*Texte du document*

☆ ☆ ☆ ☆ ☆

Pierre Arnoux est professeur à l’Université d’Aix-Marseille et président de la Commission française pour l’enseignement des mathématiques (Union mathématique internationale). Au delà des grands débats généraux, il livre ici avec force un témoignage précis et dérangeant.

Je suis impressionné de voir à quel point toutes les discussions sur l’avenir de l’université oublient totalement ce qui devrait être l’un de ses deux objectifs fondamentaux : l’enseignement.

Le rapport du comité de suivi de la LRU y consacre, si j’ai bien lu, moins d’une page (section 4.7) sur 40, sans aucune recommandation, contre 4 pages pour l’analyse de Jussieu ! C’est parfaitement représentatif de ce que je vois dans tous les débats ; je mets régulièrement sur la table le problème de la « mastérisation », celui de l’échec en premier cycle et du manque d’encadrement, en indiquant des pistes de solutions possibles ; il est à chaque fois péniblement clair que tout le monde attend patiemment que j’ai fini pour retourner aux vrais sujets : le destin de l’ANR, la structure de l’AERES, la composition du CA, la gouvernance du plateau de Saclay, le destin des EQUIPEX et celui du PIA… J’ai honte de l’enseignement que je donne depuis 10 ans, et je ne vois aucun moyen d’y remédier dans les circonstances actuelles, car il n’y a plus aucun lieu pour discuter des problèmes, ou des solutions qui existent.

J’ai appris que l’AERES a expertisé la licence de mon université ; comme presque toutes les personnes impliquées, je n’étais pas au courant, et n’ai pas eu voix au chapitre: l’évaluation s’est faite entièrement sur dossier, sans visite sur place ! Le rapport final fait 3 pages, et se contente de lieux communs qui n’apportent rien (sauf prouver que l’université s’est montrée incapable de fournir la moindre donnée sur la licence, en dehors du nombre d’inscrits). L’an dernier, on m’a demandé de présider le comité d’évaluation du cursus de mathématiques d’une université étrangère; j’ai reçu deux mois à l’avance une documentation complète, et j’ai été invité sur place pour deux journées intensives où j’ai rencontré enseignants, étudiants, administratifs. Il y avait des horaires réservés pour toute personne qui voudrait me rencontrer ; j’ai fait un compte-rendu de fin de visite devant l’ensemble du département, j’ai envoyé ensuite un premier rapport de 15 pages auquel le département a répondu pour le rapport final : quel contraste !

☆ ☆ ☆ ☆ ☆

*Données*
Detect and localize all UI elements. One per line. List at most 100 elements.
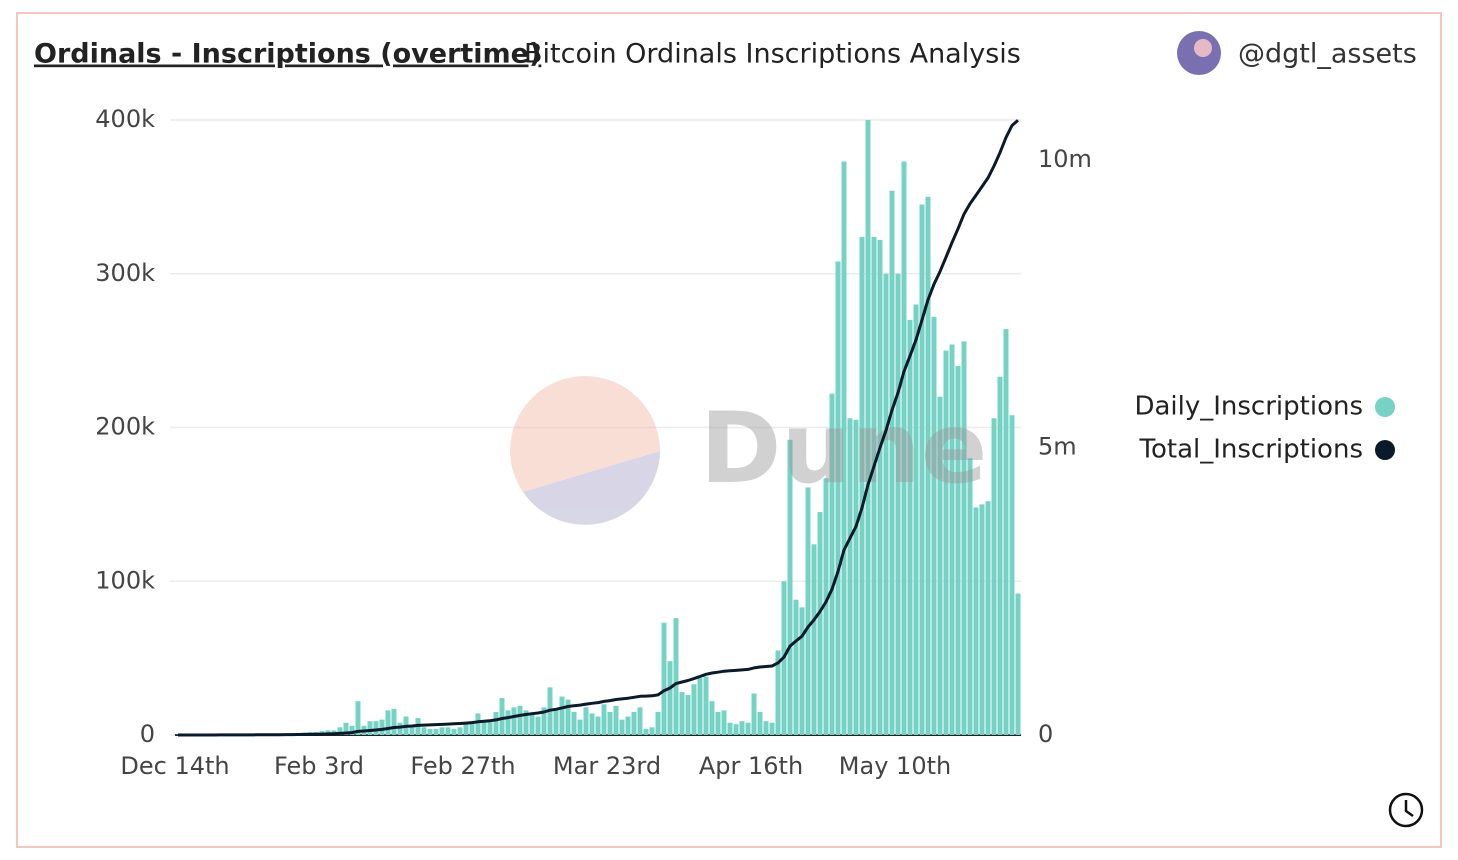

☆ ☆ ☆ ☆ ☆

*Consignes*
• a. Citez le passage du texte sur l'enseignement à l'université qui commence par les mots contenant « Je suis impressionné » et se termine par « fondamentaux : l’enseignement. ».
• b. Répondez brièvement aux questions suivantes à partir du texte sur l'enseignement à l'université.
(i) Combien de pages le rapport du comité de suivi de la LRU consacre-t-il à l'enseignement ?
(ii) Depuis combien d'années l'auteur donne-t-il l'enseignement dont il a honte ?
(iii) Combien de pages comptait le premier rapport envoyé après l'évaluation du cursus de mathématiques de l'université étrangère ?
Les lignes forment un matériau distinct du texte.

*Réponses par consigne*
• a.
Je suis impressionné de voir à quel point toutes les discussions sur l’avenir de l’université oublient totalement ce qui devrait être l’un de ses deux objectifs fondamentaux : l’enseignement.

• b.
(i) Moins d'une page (section 4.7) sur 40.
(ii) Depuis 10 ans.
(iii) 15 pages.